_INFORMATION SUPPLIED_
※
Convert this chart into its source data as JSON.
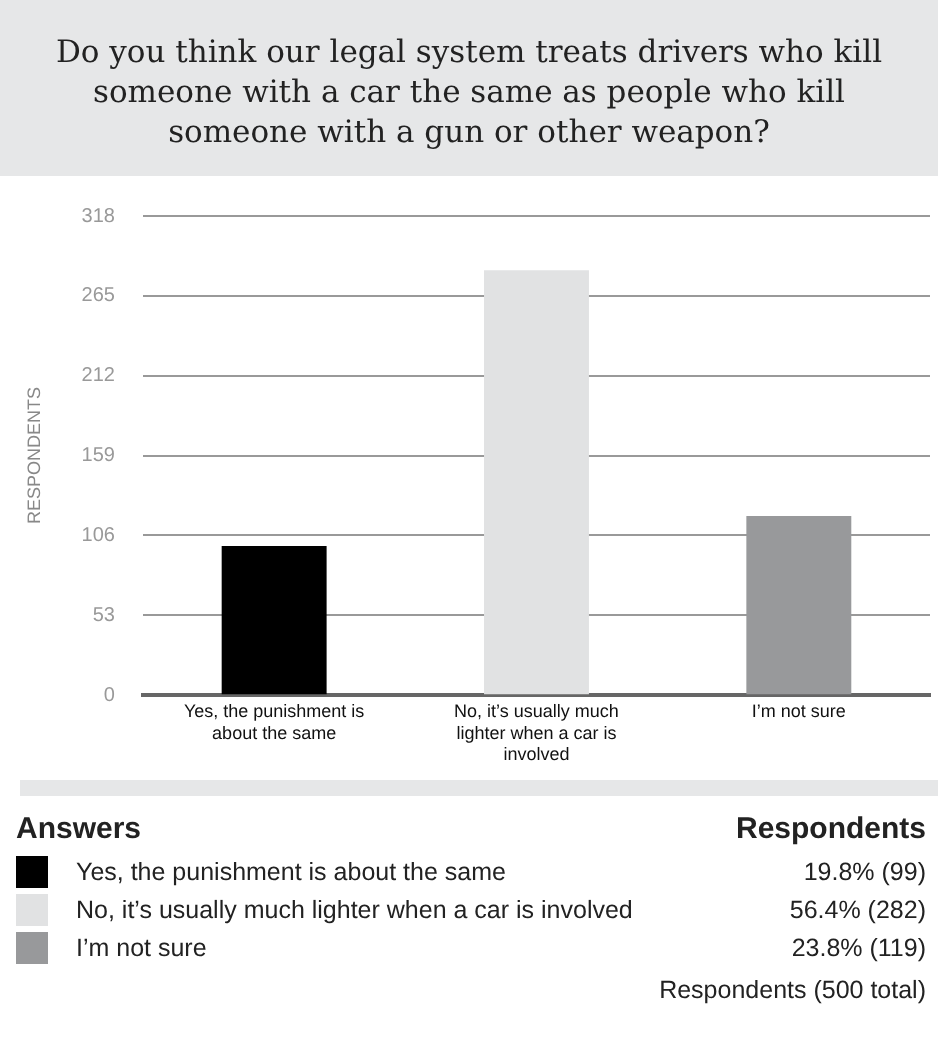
{
  "chart_data": {
    "type": "bar",
    "title": "Do you think our legal system treats drivers who kill someone with a car the same as people who kill someone with a gun or other weapon?",
    "ylabel": "RESPONDENTS",
    "categories": [
      "Yes, the punishment is about the same",
      "No, it’s usually much lighter when a car is involved",
      "I’m not sure"
    ],
    "values": [
      99,
      282,
      119
    ],
    "colors": [
      "#000000",
      "#e1e2e3",
      "#98999b"
    ],
    "ylim": [
      0,
      318
    ],
    "yticks": [
      0,
      53,
      106,
      159,
      212,
      265,
      318
    ],
    "grid": "y",
    "annotations": [
      "Answers",
      "Respondents",
      "19.8% (99)",
      "56.4% (282)",
      "23.8% (119)",
      "Respondents (500 total)"
    ]
  }
}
※
Print all of the entries word for word. Skip any images they contain.

_TASK RESULT_
Convert this chart into its source data as JSON.
{
  "chart_data": {
    "type": "bar",
    "title": "Do you think our legal system treats drivers who kill someone with a car the same as people who kill someone with a gun or other weapon?",
    "ylabel": "RESPONDENTS",
    "categories": [
      "Yes, the punishment is about the same",
      "No, it’s usually much lighter when a car is involved",
      "I’m not sure"
    ],
    "values": [
      99,
      282,
      119
    ],
    "colors": [
      "#000000",
      "#e1e2e3",
      "#98999b"
    ],
    "ylim": [
      0,
      318
    ],
    "yticks": [
      0,
      53,
      106,
      159,
      212,
      265,
      318
    ],
    "grid": "y",
    "annotations": [
      "Answers",
      "Respondents",
      "19.8% (99)",
      "56.4% (282)",
      "23.8% (119)",
      "Respondents (500 total)"
    ]
  }
}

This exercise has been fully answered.